= 抽出テキスト =
フラッグは屋内外のさまざまなシーンで活用されているアイテムです。
商店街やデパートの街灯、駅ナカや店舗のウィンドウなどに設置されることが多く、セールのお知らせや企業のPR、イベントの紹介、インテリアとしてなど、用途に合わせた内容を印刷して使用されます。
このように普段何気なく目にしているフラッグですが、いざ制作するとなった場合にはどのようにしたら良いか分かる方は少ないのではないでしょうか。
何枚印刷するのか、どこで使うのか、使用期間はどのくらいなのかなど、条件によってフラッグの制作方法は異なります。
いまはインターネットでも気軽に印刷できるようになりましたが、フラッグについてよく知らないまま作ってしまうと、次のような思わぬトラブルが起きるケースも少なくありません。
「強風で破れてしまった」
「生地がカールして見た目が悪い」
「予算を大幅にオーバーしてしまった」
これらの失敗例は一部ですが、せっかく印刷したフラッグでトラブルが起きてしまうのは避けたいですよね。
初めてフラッグの印刷をする方はもちろん、フラッグの印刷で失敗したくない方も、ぜひ本記事を参考にしてみてください。
フラッグに適切な印刷、生地、加工や注意点についてわかりやすくご紹介していきます。
それではみていきましょう。
フラッグとは
フラッグには街灯フラッグをはじめ、のぼり旗、連続旗、レースフラッグなどの種類があります。(本記事でのフラッグは、主に街灯フラッグについてご説明しています)
主な用途は商品や企業のPR、セールのお知らせ、イベントのお知らせといった販促アイテムとして使用されるほか、季節ごとの装飾やインテリアのアイテムとしても利用されています。
屋外の場合だと商店街やデパートの街灯、屋内の場合だと駅ナカや店舗のウィンドウといった、人が集まる場所に多く設置されるため、ほとんどの方は見たことがあるのではないでしょうか。
フラッグの多くは同じデザインを数枚から数十枚印刷し、一定の間隔で連続して設置することで、その場を華やかに盛り上げることができます。
フラッグに規定サイズはありませんが、設置場所にポールやリングがすでに用意されている場合は、それらに合わせたサイズにする必要があります。
よくある定番サイズは下記となりますので参考までにご覧ください。
【フラッグのよくあるサイズ】
(屋内)
w300×h400
w300×h900
w400×h550
w450×h1200
(屋外)
w550×h900
w600×h900
w600×h1200
フラッグの形状は燕尾型やホームベース型、ラウンド型など、四角以外の形状で制作することもあります。
サイズと同様、形状にも決まりはありませんが、複雑すぎると対応できない場合もあるので注意しましょう。
それではフラッグの印刷方法や生地えらび、加工について詳しくみていきましょう。
【インクジェット印刷】
インクジェット印刷とは、デジタルデータを使用したオンデマンド印刷の一種です。
オンデマンド印刷といわれてもピンと来る方は少ないかもしれませんが、家庭用のプリンタの多くはインクジェット印刷となるため、実は普段から使用しているという方も多いのではないでしょうか。
インクジェット印刷の仕組みは、微細な粒状のインクを印刷したい生地やメディアに直接吹き付ける印刷方法となり、版を必要としないため1枚からでも手軽に印刷することができます。

= 課題の内容 =
1. 上のフラッグについての文章を2文で要約してください。
2. 上のフラッグについての文章で、屋外用のよくあるサイズとして挙げられているのはどれですか。
3. 上のフラッグについての文章のうち、「それではみていきましょう。」から「よくある定番サイズは下記となりますので参考までにご覧ください。」までの部分をそのまま出力してください。

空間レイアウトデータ
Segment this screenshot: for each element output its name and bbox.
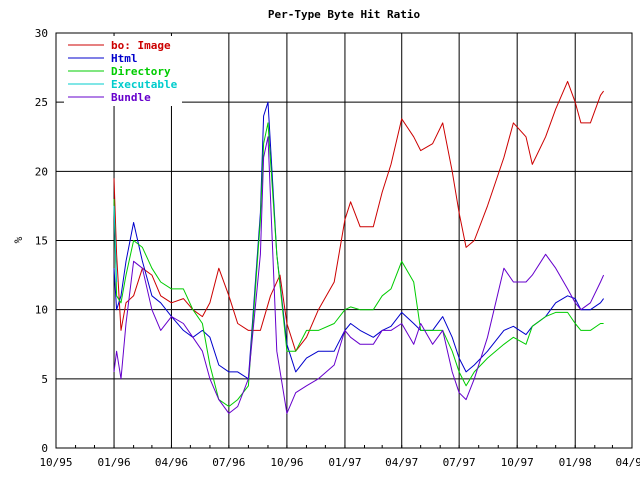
x-tick-label: 10/96: [270, 456, 303, 469]
legend-label: Directory: [111, 65, 171, 78]
y-tick-label: 0: [41, 442, 48, 455]
x-tick-label: 07/96: [212, 456, 245, 469]
plot-frame: [55, 32, 633, 449]
y-axis-ticks: 0 5 10 15 20 25 30: [35, 27, 48, 455]
y-tick-label: 5: [41, 373, 48, 386]
x-tick-label: 10/95: [39, 456, 72, 469]
series-line-directory: [113, 122, 604, 407]
series-line-bundle: [113, 136, 605, 414]
legend-label: Bundle: [111, 91, 151, 104]
legend-label: bo: Image: [111, 39, 171, 52]
legend-label: Html: [111, 52, 138, 65]
x-tick-label: 04/98: [615, 456, 640, 469]
x-axis-ticks: 10/95 01/96 04/96 07/96 10/96 01/97 04/97 07/97…: [39, 445, 640, 469]
y-tick-label: 20: [35, 165, 48, 178]
series-line-executable: [113, 205, 118, 283]
x-tick-label: 04/97: [385, 456, 418, 469]
y-axis-label: %: [12, 236, 25, 243]
x-tick-label: 01/97: [328, 456, 361, 469]
x-tick-label: 01/96: [97, 456, 130, 469]
x-tick-label: 04/96: [155, 456, 188, 469]
y-tick-label: 10: [35, 304, 48, 317]
y-tick-label: 30: [35, 27, 48, 40]
y-tick-label: 25: [35, 96, 48, 109]
x-tick-label: 07/97: [443, 456, 476, 469]
series-line-html: [113, 101, 605, 380]
series-line-bo-image: [113, 80, 605, 352]
chart-title: Per-Type Byte Hit Ratio: [268, 8, 421, 21]
legend-label: Executable: [111, 78, 178, 91]
series-layer: [113, 80, 605, 414]
y-tick-label: 15: [35, 235, 48, 248]
x-tick-label: 01/98: [559, 456, 592, 469]
x-tick-label: 10/97: [501, 456, 534, 469]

= 解答 =
1. フラッグは商店街の街灯や店舗のウィンドウなど人が集まる場所に設置され、セールやイベントのお知らせ、企業のPR、装飾などに使われるアイテムで、街灯フラッグやのぼり旗などの種類がある。規定サイズはないが設置場所のポールやリングに合わせる必要があり、形状も四角以外で作ることがあるほか、インクジェット印刷なら版が不要なので1枚から手軽に印刷できる。

2. w550×h900、w600×h900、w600×h1200です。

3.
それではみていきましょう。
フラッグとは
フラッグには街灯フラッグをはじめ、のぼり旗、連続旗、レースフラッグなどの種類があります。(本記事でのフラッグは、主に街灯フラッグについてご説明しています)
主な用途は商品や企業のPR、セールのお知らせ、イベントのお知らせといった販促アイテムとして使用されるほか、季節ごとの装飾やインテリアのアイテムとしても利用されています。
屋外の場合だと商店街やデパートの街灯、屋内の場合だと駅ナカや店舗のウィンドウといった、人が集まる場所に多く設置されるため、ほとんどの方は見たことがあるのではないでしょうか。
フラッグの多くは同じデザインを数枚から数十枚印刷し、一定の間隔で連続して設置することで、その場を華やかに盛り上げることができます。
フラッグに規定サイズはありませんが、設置場所にポールやリングがすでに用意されている場合は、それらに合わせたサイズにする必要があります。
よくある定番サイズは下記となりますので参考までにご覧ください。